• EXERCISE:
All lines holding the string "Personal" are to be shown.
━━━━━ RECORDED INFORMATION
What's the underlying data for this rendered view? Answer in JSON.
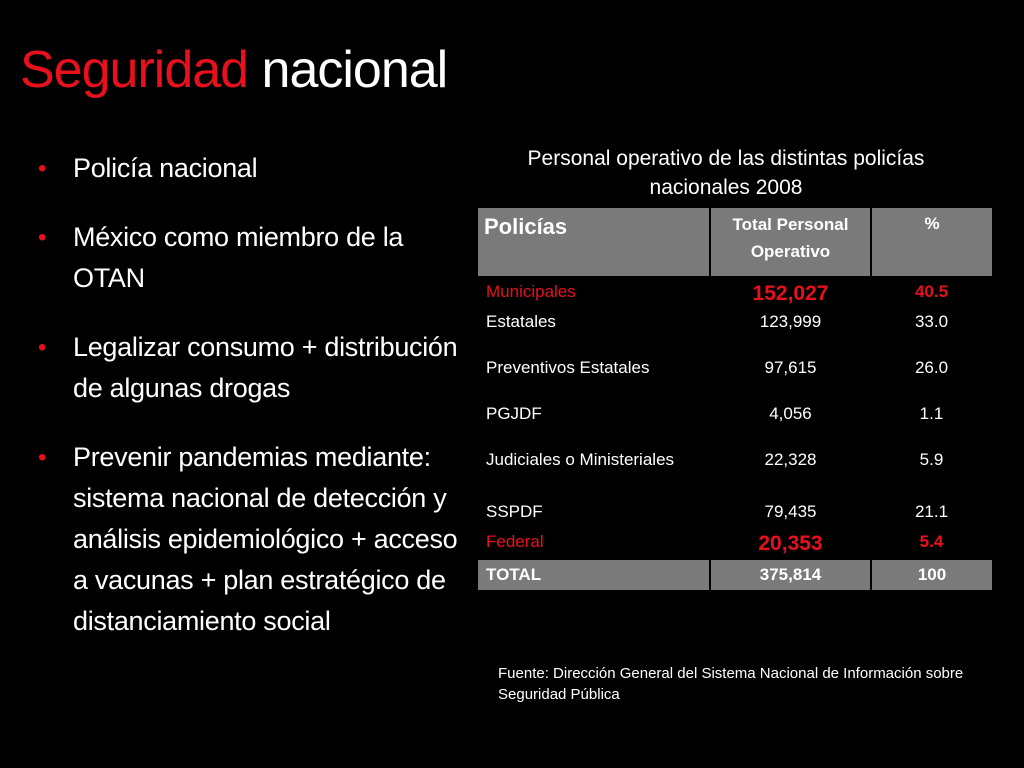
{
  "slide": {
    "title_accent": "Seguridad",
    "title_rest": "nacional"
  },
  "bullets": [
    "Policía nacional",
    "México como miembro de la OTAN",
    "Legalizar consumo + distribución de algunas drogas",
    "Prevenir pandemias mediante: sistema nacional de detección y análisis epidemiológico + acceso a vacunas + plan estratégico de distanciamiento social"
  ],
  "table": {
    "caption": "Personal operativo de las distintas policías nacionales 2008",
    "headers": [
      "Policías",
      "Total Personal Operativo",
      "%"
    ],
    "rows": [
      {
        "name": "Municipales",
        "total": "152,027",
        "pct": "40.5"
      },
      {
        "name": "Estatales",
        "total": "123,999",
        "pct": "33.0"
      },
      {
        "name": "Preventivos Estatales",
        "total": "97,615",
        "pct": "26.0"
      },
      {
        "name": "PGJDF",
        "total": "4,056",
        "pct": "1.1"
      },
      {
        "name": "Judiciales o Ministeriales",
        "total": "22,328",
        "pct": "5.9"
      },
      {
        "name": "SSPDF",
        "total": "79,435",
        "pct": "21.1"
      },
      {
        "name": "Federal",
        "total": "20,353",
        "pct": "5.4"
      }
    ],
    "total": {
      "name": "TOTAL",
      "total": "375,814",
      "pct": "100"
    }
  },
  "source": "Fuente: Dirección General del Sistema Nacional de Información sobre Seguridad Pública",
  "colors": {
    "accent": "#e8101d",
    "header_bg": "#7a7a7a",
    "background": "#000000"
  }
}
━━━━━━━━━━
━━━━━ RECORDED INFORMATION
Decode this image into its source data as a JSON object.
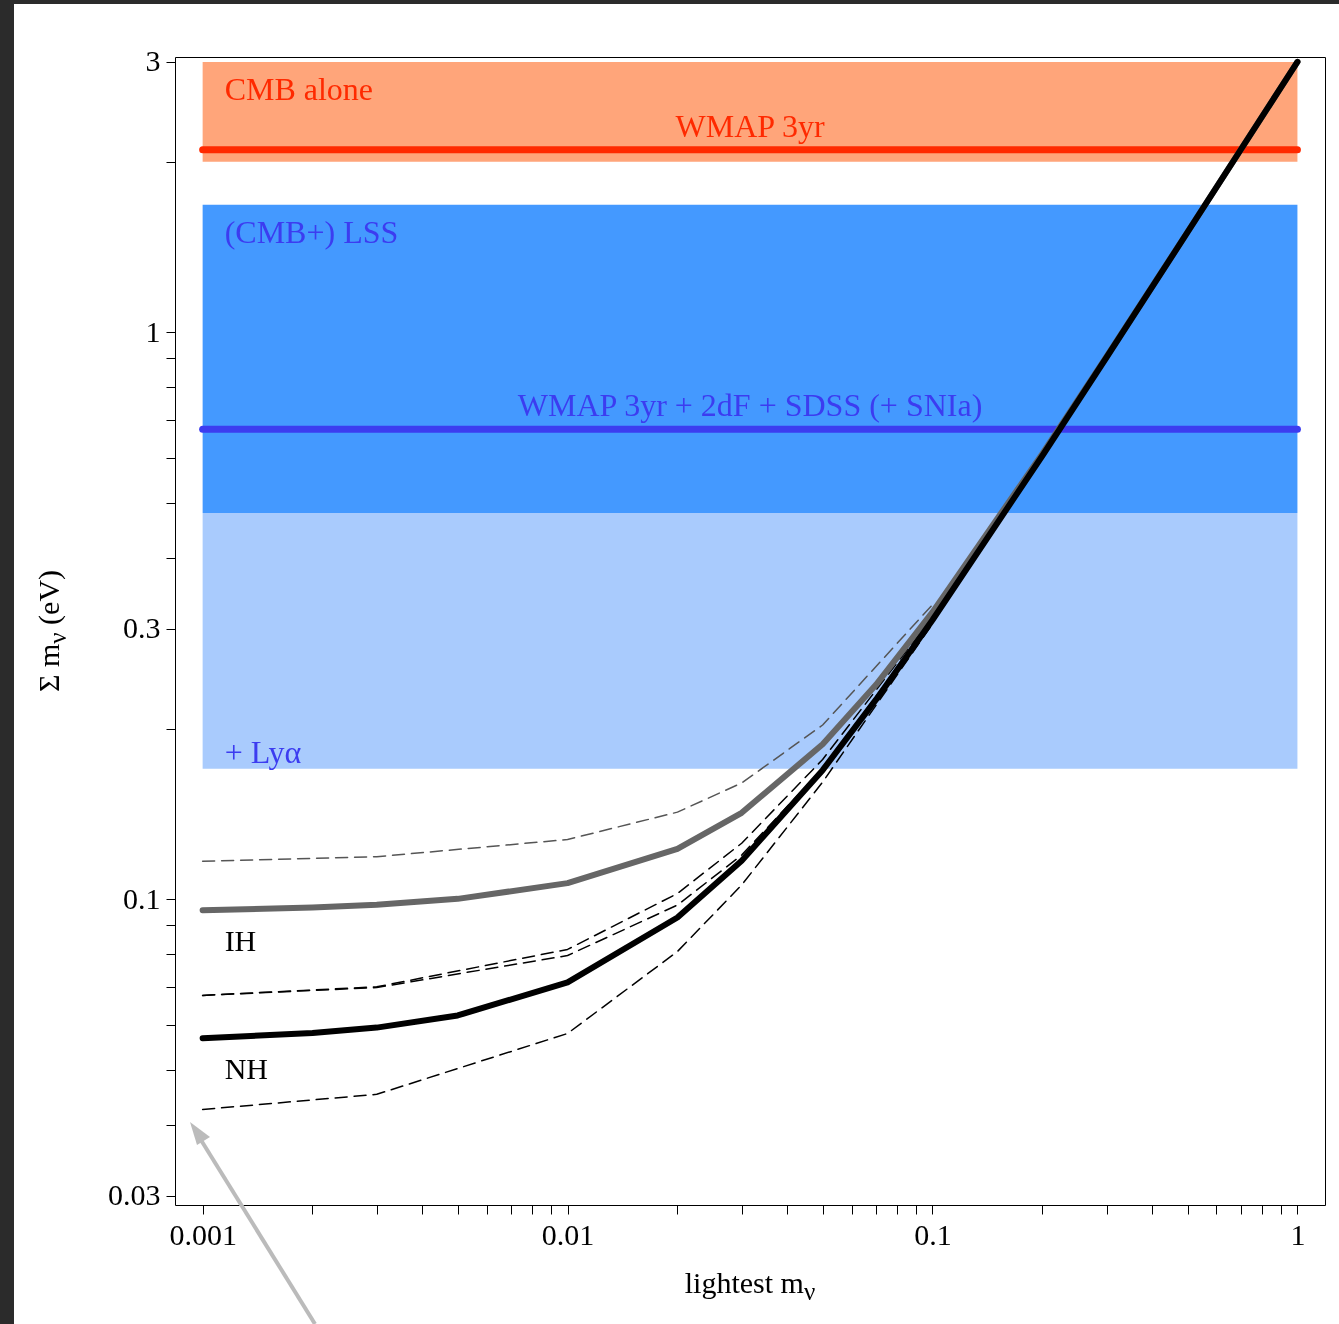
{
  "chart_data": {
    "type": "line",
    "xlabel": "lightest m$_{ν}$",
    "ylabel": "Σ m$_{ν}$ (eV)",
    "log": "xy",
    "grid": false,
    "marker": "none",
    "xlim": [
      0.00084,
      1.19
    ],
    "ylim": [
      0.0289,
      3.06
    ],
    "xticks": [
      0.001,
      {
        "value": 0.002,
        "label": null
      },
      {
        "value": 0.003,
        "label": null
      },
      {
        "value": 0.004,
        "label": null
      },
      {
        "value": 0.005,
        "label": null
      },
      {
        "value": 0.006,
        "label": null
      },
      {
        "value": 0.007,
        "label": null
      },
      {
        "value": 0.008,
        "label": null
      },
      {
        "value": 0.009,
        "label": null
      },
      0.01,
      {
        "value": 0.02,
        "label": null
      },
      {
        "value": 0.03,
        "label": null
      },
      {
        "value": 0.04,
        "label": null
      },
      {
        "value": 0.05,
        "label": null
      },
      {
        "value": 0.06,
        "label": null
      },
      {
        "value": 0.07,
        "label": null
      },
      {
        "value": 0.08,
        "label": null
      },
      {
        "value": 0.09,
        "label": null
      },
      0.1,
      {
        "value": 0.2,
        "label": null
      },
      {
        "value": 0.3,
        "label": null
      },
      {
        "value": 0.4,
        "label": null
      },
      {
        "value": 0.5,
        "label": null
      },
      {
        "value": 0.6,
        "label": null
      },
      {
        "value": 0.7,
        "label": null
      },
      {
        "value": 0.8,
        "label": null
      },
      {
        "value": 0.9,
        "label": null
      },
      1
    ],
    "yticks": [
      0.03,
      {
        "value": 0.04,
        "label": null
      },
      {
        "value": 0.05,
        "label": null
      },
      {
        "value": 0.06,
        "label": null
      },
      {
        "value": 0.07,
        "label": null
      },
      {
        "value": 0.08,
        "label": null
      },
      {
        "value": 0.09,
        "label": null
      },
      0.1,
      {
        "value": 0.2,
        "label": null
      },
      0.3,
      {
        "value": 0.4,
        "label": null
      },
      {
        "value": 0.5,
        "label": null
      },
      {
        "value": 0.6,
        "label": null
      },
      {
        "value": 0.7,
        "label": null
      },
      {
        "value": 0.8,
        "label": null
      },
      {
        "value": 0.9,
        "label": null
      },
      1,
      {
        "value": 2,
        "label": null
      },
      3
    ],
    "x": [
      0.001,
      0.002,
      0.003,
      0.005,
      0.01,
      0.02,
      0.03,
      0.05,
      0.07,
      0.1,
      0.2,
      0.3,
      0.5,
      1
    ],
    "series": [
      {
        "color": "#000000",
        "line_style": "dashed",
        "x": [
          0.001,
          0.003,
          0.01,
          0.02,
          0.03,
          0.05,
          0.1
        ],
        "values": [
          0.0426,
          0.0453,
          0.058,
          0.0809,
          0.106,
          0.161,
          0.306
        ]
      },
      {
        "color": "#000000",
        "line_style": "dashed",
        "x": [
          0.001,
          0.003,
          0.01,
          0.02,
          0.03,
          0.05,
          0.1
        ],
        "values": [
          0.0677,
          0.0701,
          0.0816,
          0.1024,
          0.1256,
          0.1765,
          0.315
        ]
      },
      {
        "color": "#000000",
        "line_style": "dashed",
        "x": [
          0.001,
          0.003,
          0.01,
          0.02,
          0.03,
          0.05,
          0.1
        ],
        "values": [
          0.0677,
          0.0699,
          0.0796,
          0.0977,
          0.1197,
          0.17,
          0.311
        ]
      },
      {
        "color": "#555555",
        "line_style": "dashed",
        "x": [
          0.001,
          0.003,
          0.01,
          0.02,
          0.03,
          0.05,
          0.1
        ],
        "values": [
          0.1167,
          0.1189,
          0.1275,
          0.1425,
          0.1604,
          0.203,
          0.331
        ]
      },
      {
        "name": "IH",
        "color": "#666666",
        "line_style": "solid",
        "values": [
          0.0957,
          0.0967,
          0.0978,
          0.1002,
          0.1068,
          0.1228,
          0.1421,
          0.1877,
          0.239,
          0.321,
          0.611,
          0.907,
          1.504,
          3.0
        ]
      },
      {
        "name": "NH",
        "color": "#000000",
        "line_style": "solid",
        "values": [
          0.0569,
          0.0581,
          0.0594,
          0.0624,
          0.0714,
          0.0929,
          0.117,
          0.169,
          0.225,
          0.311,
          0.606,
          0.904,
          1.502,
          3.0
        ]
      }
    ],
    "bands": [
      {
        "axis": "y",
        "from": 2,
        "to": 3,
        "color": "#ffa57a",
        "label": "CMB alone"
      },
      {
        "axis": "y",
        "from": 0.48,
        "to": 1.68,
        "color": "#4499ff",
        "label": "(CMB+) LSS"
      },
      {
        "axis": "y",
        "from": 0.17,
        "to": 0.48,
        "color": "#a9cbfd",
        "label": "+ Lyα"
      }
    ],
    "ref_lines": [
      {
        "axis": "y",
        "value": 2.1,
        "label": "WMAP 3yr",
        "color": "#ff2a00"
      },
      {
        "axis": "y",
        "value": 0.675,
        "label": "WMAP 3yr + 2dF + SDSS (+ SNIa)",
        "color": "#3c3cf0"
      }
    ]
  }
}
━━━━━━━━━━
• THE REPLY:
    "caption": "Personal operativo de las distintas policías nacionales 2008",
      "Total Personal Operativo",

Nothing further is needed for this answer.